* [PROBLEM DESCRIPTION]:
Exactly as written, retype the listing below, omitting the pictures.

* [MATERIAL FOR THIS TASK]:
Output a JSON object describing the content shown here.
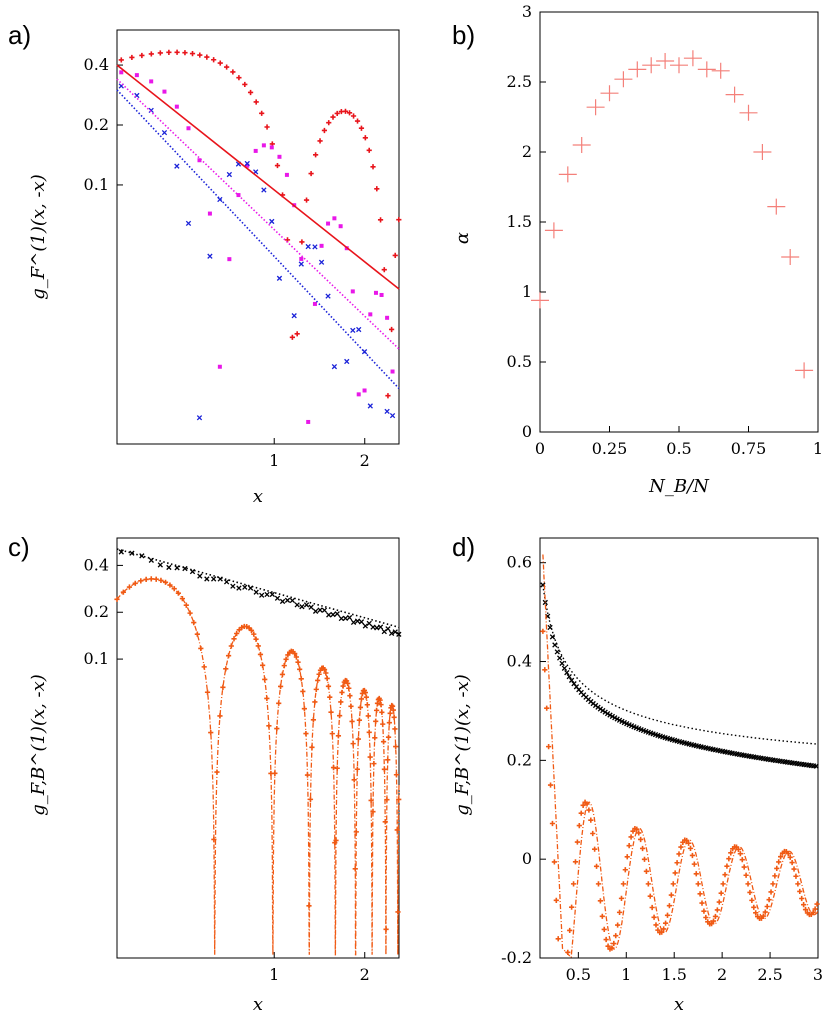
{
  "chart_data": [
    {
      "panel": "a)",
      "type": "scatter",
      "xlabel": "x",
      "ylabel": "g_F^(1)(x, -x)",
      "xscale": "log",
      "yscale": "log",
      "xlim": [
        0.3,
        2.6
      ],
      "ylim": [
        0.005,
        0.6
      ],
      "xticks": [
        {
          "v": 1,
          "label": "1"
        },
        {
          "v": 2,
          "label": "2"
        }
      ],
      "yticks": [
        {
          "v": 0.4,
          "label": "0.4"
        },
        {
          "v": 0.2,
          "label": "0.2"
        },
        {
          "v": 0.1,
          "label": "0.1"
        }
      ],
      "colors": {
        "red": "#e8141b",
        "magenta": "#e818e8",
        "blue": "#1a22d8"
      },
      "series": [
        {
          "color": "red",
          "marker": "plus",
          "style": "oscillating",
          "amp": 0.52,
          "decay": 0.25,
          "period": 0.62,
          "phase": 0.55,
          "step": 0.02
        },
        {
          "color": "magenta",
          "marker": "square",
          "style": "oscillating",
          "amp": 0.38,
          "decay": 0.6,
          "period": 0.32,
          "phase": 0.35,
          "step": 0.03
        },
        {
          "color": "blue",
          "marker": "cross",
          "style": "oscillating",
          "amp": 0.32,
          "decay": 0.8,
          "period": 0.27,
          "phase": 0.3,
          "step": 0.03
        },
        {
          "color": "red",
          "style": "powerlaw",
          "dash": "",
          "x": [
            0.3,
            2.6
          ],
          "y": [
            0.4,
            0.03
          ]
        },
        {
          "color": "magenta",
          "style": "powerlaw",
          "dash": "1.5,2",
          "x": [
            0.3,
            2.6
          ],
          "y": [
            0.34,
            0.015
          ]
        },
        {
          "color": "blue",
          "style": "powerlaw",
          "dash": "1.5,2",
          "x": [
            0.3,
            2.6
          ],
          "y": [
            0.3,
            0.0095
          ]
        }
      ]
    },
    {
      "panel": "b)",
      "type": "scatter",
      "xlabel": "N_B/N",
      "ylabel": "α",
      "xlim": [
        0,
        1
      ],
      "ylim": [
        0,
        3
      ],
      "xticks": [
        {
          "v": 0,
          "label": "0"
        },
        {
          "v": 0.25,
          "label": "0.25"
        },
        {
          "v": 0.5,
          "label": "0.5"
        },
        {
          "v": 0.75,
          "label": "0.75"
        },
        {
          "v": 1,
          "label": "1"
        }
      ],
      "yticks": [
        {
          "v": 0,
          "label": "0"
        },
        {
          "v": 0.5,
          "label": "0.5"
        },
        {
          "v": 1,
          "label": "1"
        },
        {
          "v": 1.5,
          "label": "1.5"
        },
        {
          "v": 2,
          "label": "2"
        },
        {
          "v": 2.5,
          "label": "2.5"
        },
        {
          "v": 3,
          "label": "3"
        }
      ],
      "colors": {
        "points": "#f4807a"
      },
      "x": [
        0.0,
        0.05,
        0.1,
        0.15,
        0.2,
        0.25,
        0.3,
        0.35,
        0.4,
        0.45,
        0.5,
        0.55,
        0.6,
        0.65,
        0.7,
        0.75,
        0.8,
        0.85,
        0.9,
        0.95
      ],
      "y": [
        0.94,
        1.44,
        1.84,
        2.05,
        2.32,
        2.42,
        2.52,
        2.59,
        2.62,
        2.65,
        2.62,
        2.67,
        2.59,
        2.58,
        2.41,
        2.28,
        2.0,
        1.61,
        1.25,
        0.44
      ]
    },
    {
      "panel": "c)",
      "type": "scatter",
      "xlabel": "x",
      "ylabel": "g_F,B^(1)(x, -x)",
      "xscale": "log",
      "yscale": "log",
      "xlim": [
        0.3,
        2.6
      ],
      "ylim": [
        0.0012,
        0.6
      ],
      "xticks": [
        {
          "v": 1,
          "label": "1"
        },
        {
          "v": 2,
          "label": "2"
        }
      ],
      "yticks": [
        {
          "v": 0.4,
          "label": "0.4"
        },
        {
          "v": 0.2,
          "label": "0.2"
        },
        {
          "v": 0.1,
          "label": "0.1"
        }
      ],
      "colors": {
        "black": "#000000",
        "orange": "#f05a14"
      },
      "series": [
        {
          "color": "black",
          "marker": "cross",
          "style": "powerlaw_pts",
          "x": [
            0.3,
            2.6
          ],
          "y": [
            0.5,
            0.145
          ],
          "step": 0.02
        },
        {
          "color": "black",
          "style": "powerlaw",
          "dash": "1.5,2.5",
          "x": [
            0.3,
            2.6
          ],
          "y": [
            0.51,
            0.16
          ]
        },
        {
          "color": "orange",
          "marker": "plus",
          "style": "fermi",
          "amp": 0.46,
          "decay": 0.5,
          "k": 6.28,
          "phase": 0.1,
          "step": 0.015
        },
        {
          "color": "orange",
          "style": "fermi_line",
          "dash": "5,2,1,2",
          "amp": 0.46,
          "decay": 0.5,
          "k": 6.28,
          "phase": 0.1
        }
      ]
    },
    {
      "panel": "d)",
      "type": "scatter",
      "xlabel": "x",
      "ylabel": "g_F,B^(1)(x, -x)",
      "xlim": [
        0.1,
        3
      ],
      "ylim": [
        -0.2,
        0.65
      ],
      "xticks": [
        {
          "v": 0.5,
          "label": "0.5"
        },
        {
          "v": 1,
          "label": "1"
        },
        {
          "v": 1.5,
          "label": "1.5"
        },
        {
          "v": 2,
          "label": "2"
        },
        {
          "v": 2.5,
          "label": "2.5"
        },
        {
          "v": 3,
          "label": "3"
        }
      ],
      "yticks": [
        {
          "v": -0.2,
          "label": "-0.2"
        },
        {
          "v": 0,
          "label": "0"
        },
        {
          "v": 0.2,
          "label": "0.2"
        },
        {
          "v": 0.4,
          "label": "0.4"
        },
        {
          "v": 0.6,
          "label": "0.6"
        }
      ],
      "colors": {
        "black": "#000000",
        "orange": "#f05a14"
      },
      "series": [
        {
          "color": "black",
          "marker": "cross",
          "style": "bose",
          "a": 0.555,
          "p": 0.48,
          "x0": 0.13,
          "offset": -0.01,
          "step": 0.025
        },
        {
          "color": "black",
          "style": "bose_line",
          "dash": "1.5,2.5",
          "a": 0.555,
          "p": 0.43,
          "x0": 0.13,
          "offset": 0.0
        },
        {
          "color": "orange",
          "marker": "plus",
          "style": "lin_osc",
          "step": 0.02,
          "shift": 0.0
        },
        {
          "color": "orange",
          "style": "lin_osc_line",
          "dash": "5,2,1,2",
          "shift": 0.04
        }
      ]
    }
  ]
}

* [SOLVED PROBLEM]:
Output a JSON object describing the content shown here.
{
  "chart_data": [
    {
      "panel": "a)",
      "type": "scatter",
      "xlabel": "x",
      "ylabel": "g_F^(1)(x, -x)",
      "xscale": "log",
      "yscale": "log",
      "xlim": [
        0.3,
        2.6
      ],
      "ylim": [
        0.005,
        0.6
      ],
      "xticks": [
        {
          "v": 1,
          "label": "1"
        },
        {
          "v": 2,
          "label": "2"
        }
      ],
      "yticks": [
        {
          "v": 0.4,
          "label": "0.4"
        },
        {
          "v": 0.2,
          "label": "0.2"
        },
        {
          "v": 0.1,
          "label": "0.1"
        }
      ],
      "colors": {
        "red": "#e8141b",
        "magenta": "#e818e8",
        "blue": "#1a22d8"
      },
      "series": [
        {
          "color": "red",
          "marker": "plus",
          "style": "oscillating",
          "amp": 0.52,
          "decay": 0.25,
          "period": 0.62,
          "phase": 0.55,
          "step": 0.02
        },
        {
          "color": "magenta",
          "marker": "square",
          "style": "oscillating",
          "amp": 0.38,
          "decay": 0.6,
          "period": 0.32,
          "phase": 0.35,
          "step": 0.03
        },
        {
          "color": "blue",
          "marker": "cross",
          "style": "oscillating",
          "amp": 0.32,
          "decay": 0.8,
          "period": 0.27,
          "phase": 0.3,
          "step": 0.03
        },
        {
          "color": "red",
          "style": "powerlaw",
          "dash": "",
          "x": [
            0.3,
            2.6
          ],
          "y": [
            0.4,
            0.03
          ]
        },
        {
          "color": "magenta",
          "style": "powerlaw",
          "dash": "1.5,2",
          "x": [
            0.3,
            2.6
          ],
          "y": [
            0.34,
            0.015
          ]
        },
        {
          "color": "blue",
          "style": "powerlaw",
          "dash": "1.5,2",
          "x": [
            0.3,
            2.6
          ],
          "y": [
            0.3,
            0.0095
          ]
        }
      ]
    },
    {
      "panel": "b)",
      "type": "scatter",
      "xlabel": "N_B/N",
      "ylabel": "α",
      "xlim": [
        0,
        1
      ],
      "ylim": [
        0,
        3
      ],
      "xticks": [
        {
          "v": 0,
          "label": "0"
        },
        {
          "v": 0.25,
          "label": "0.25"
        },
        {
          "v": 0.5,
          "label": "0.5"
        },
        {
          "v": 0.75,
          "label": "0.75"
        },
        {
          "v": 1,
          "label": "1"
        }
      ],
      "yticks": [
        {
          "v": 0,
          "label": "0"
        },
        {
          "v": 0.5,
          "label": "0.5"
        },
        {
          "v": 1,
          "label": "1"
        },
        {
          "v": 1.5,
          "label": "1.5"
        },
        {
          "v": 2,
          "label": "2"
        },
        {
          "v": 2.5,
          "label": "2.5"
        },
        {
          "v": 3,
          "label": "3"
        }
      ],
      "colors": {
        "points": "#f4807a"
      },
      "x": [
        0.0,
        0.05,
        0.1,
        0.15,
        0.2,
        0.25,
        0.3,
        0.35,
        0.4,
        0.45,
        0.5,
        0.55,
        0.6,
        0.65,
        0.7,
        0.75,
        0.8,
        0.85,
        0.9,
        0.95
      ],
      "y": [
        0.94,
        1.44,
        1.84,
        2.05,
        2.32,
        2.42,
        2.52,
        2.59,
        2.62,
        2.65,
        2.62,
        2.67,
        2.59,
        2.58,
        2.41,
        2.28,
        2.0,
        1.61,
        1.25,
        0.44
      ]
    },
    {
      "panel": "c)",
      "type": "scatter",
      "xlabel": "x",
      "ylabel": "g_F,B^(1)(x, -x)",
      "xscale": "log",
      "yscale": "log",
      "xlim": [
        0.3,
        2.6
      ],
      "ylim": [
        0.0012,
        0.6
      ],
      "xticks": [
        {
          "v": 1,
          "label": "1"
        },
        {
          "v": 2,
          "label": "2"
        }
      ],
      "yticks": [
        {
          "v": 0.4,
          "label": "0.4"
        },
        {
          "v": 0.2,
          "label": "0.2"
        },
        {
          "v": 0.1,
          "label": "0.1"
        }
      ],
      "colors": {
        "black": "#000000",
        "orange": "#f05a14"
      },
      "series": [
        {
          "color": "black",
          "marker": "cross",
          "style": "powerlaw_pts",
          "x": [
            0.3,
            2.6
          ],
          "y": [
            0.5,
            0.145
          ],
          "step": 0.02
        },
        {
          "color": "black",
          "style": "powerlaw",
          "dash": "1.5,2.5",
          "x": [
            0.3,
            2.6
          ],
          "y": [
            0.51,
            0.16
          ]
        },
        {
          "color": "orange",
          "marker": "plus",
          "style": "fermi",
          "amp": 0.46,
          "decay": 0.5,
          "k": 6.28,
          "phase": 0.1,
          "step": 0.015
        },
        {
          "color": "orange",
          "style": "fermi_line",
          "dash": "5,2,1,2",
          "amp": 0.46,
          "decay": 0.5,
          "k": 6.28,
          "phase": 0.1
        }
      ]
    },
    {
      "panel": "d)",
      "type": "scatter",
      "xlabel": "x",
      "ylabel": "g_F,B^(1)(x, -x)",
      "xlim": [
        0.1,
        3
      ],
      "ylim": [
        -0.2,
        0.65
      ],
      "xticks": [
        {
          "v": 0.5,
          "label": "0.5"
        },
        {
          "v": 1,
          "label": "1"
        },
        {
          "v": 1.5,
          "label": "1.5"
        },
        {
          "v": 2,
          "label": "2"
        },
        {
          "v": 2.5,
          "label": "2.5"
        },
        {
          "v": 3,
          "label": "3"
        }
      ],
      "yticks": [
        {
          "v": -0.2,
          "label": "-0.2"
        },
        {
          "v": 0,
          "label": "0"
        },
        {
          "v": 0.2,
          "label": "0.2"
        },
        {
          "v": 0.4,
          "label": "0.4"
        },
        {
          "v": 0.6,
          "label": "0.6"
        }
      ],
      "colors": {
        "black": "#000000",
        "orange": "#f05a14"
      },
      "series": [
        {
          "color": "black",
          "marker": "cross",
          "style": "bose",
          "a": 0.555,
          "p": 0.48,
          "x0": 0.13,
          "offset": -0.01,
          "step": 0.025
        },
        {
          "color": "black",
          "style": "bose_line",
          "dash": "1.5,2.5",
          "a": 0.555,
          "p": 0.43,
          "x0": 0.13,
          "offset": 0.0
        },
        {
          "color": "orange",
          "marker": "plus",
          "style": "lin_osc",
          "step": 0.02,
          "shift": 0.0
        },
        {
          "color": "orange",
          "style": "lin_osc_line",
          "dash": "5,2,1,2",
          "shift": 0.04
        }
      ]
    }
  ]
}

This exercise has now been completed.